## What you should do
Below is a block of records: output all of them exactly and leave out the pictures.

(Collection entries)
◇ ◇ ◇ ◇ ◇ ◇ ◇
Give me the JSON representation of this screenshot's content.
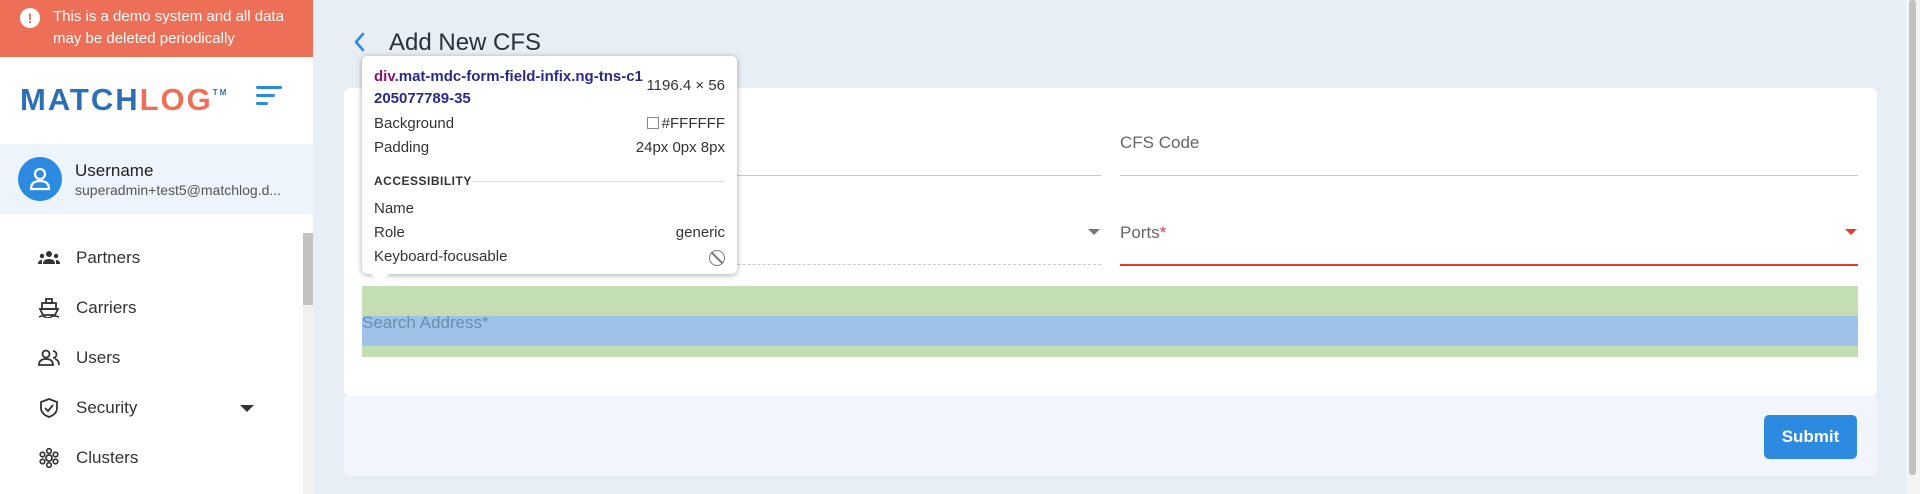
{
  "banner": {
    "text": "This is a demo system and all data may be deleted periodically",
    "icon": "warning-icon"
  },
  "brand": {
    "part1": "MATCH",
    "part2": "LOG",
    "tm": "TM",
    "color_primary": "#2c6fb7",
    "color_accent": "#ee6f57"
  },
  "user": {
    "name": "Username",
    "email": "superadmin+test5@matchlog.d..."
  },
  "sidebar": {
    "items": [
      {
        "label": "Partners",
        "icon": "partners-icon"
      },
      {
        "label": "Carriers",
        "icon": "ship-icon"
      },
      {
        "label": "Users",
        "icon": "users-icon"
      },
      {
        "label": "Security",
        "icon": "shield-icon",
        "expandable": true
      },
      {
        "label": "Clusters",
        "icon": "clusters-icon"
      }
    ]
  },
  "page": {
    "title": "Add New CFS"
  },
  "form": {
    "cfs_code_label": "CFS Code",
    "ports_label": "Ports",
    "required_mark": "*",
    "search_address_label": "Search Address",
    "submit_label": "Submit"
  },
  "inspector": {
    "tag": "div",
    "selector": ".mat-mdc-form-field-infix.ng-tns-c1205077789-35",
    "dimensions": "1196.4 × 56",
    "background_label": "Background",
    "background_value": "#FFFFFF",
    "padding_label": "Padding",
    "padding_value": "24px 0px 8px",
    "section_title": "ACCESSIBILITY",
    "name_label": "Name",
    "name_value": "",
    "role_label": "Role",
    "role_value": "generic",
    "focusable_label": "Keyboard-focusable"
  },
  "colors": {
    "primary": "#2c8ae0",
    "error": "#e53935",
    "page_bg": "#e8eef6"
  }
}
◇ ◇ ◇ ◇ ◇ ◇ ◇
## Correct answer
Give me the JSON representation of this screenshot's content.
{
  "banner": {
    "text": "This is a demo system and all data may be deleted periodically",
    "icon": "warning-icon"
  },
  "brand": {
    "part1": "MATCH",
    "part2": "LOG",
    "tm": "TM",
    "color_primary": "#2c6fb7",
    "color_accent": "#ee6f57"
  },
  "user": {
    "name": "Username",
    "email": "superadmin+test5@matchlog.d..."
  },
  "sidebar": {
    "items": [
      {
        "label": "Partners",
        "icon": "partners-icon"
      },
      {
        "label": "Carriers",
        "icon": "ship-icon"
      },
      {
        "label": "Users",
        "icon": "users-icon"
      },
      {
        "label": "Security",
        "icon": "shield-icon",
        "expandable": true
      },
      {
        "label": "Clusters",
        "icon": "clusters-icon"
      }
    ]
  },
  "page": {
    "title": "Add New CFS"
  },
  "form": {
    "cfs_code_label": "CFS Code",
    "ports_label": "Ports",
    "required_mark": "*",
    "search_address_label": "Search Address",
    "submit_label": "Submit"
  },
  "inspector": {
    "tag": "div",
    "selector": ".mat-mdc-form-field-infix.ng-tns-c1205077789-35",
    "dimensions": "1196.4 × 56",
    "background_label": "Background",
    "background_value": "#FFFFFF",
    "padding_label": "Padding",
    "padding_value": "24px 0px 8px",
    "section_title": "ACCESSIBILITY",
    "name_label": "Name",
    "name_value": "",
    "role_label": "Role",
    "role_value": "generic",
    "focusable_label": "Keyboard-focusable"
  },
  "colors": {
    "primary": "#2c8ae0",
    "error": "#e53935",
    "page_bg": "#e8eef6"
  }
}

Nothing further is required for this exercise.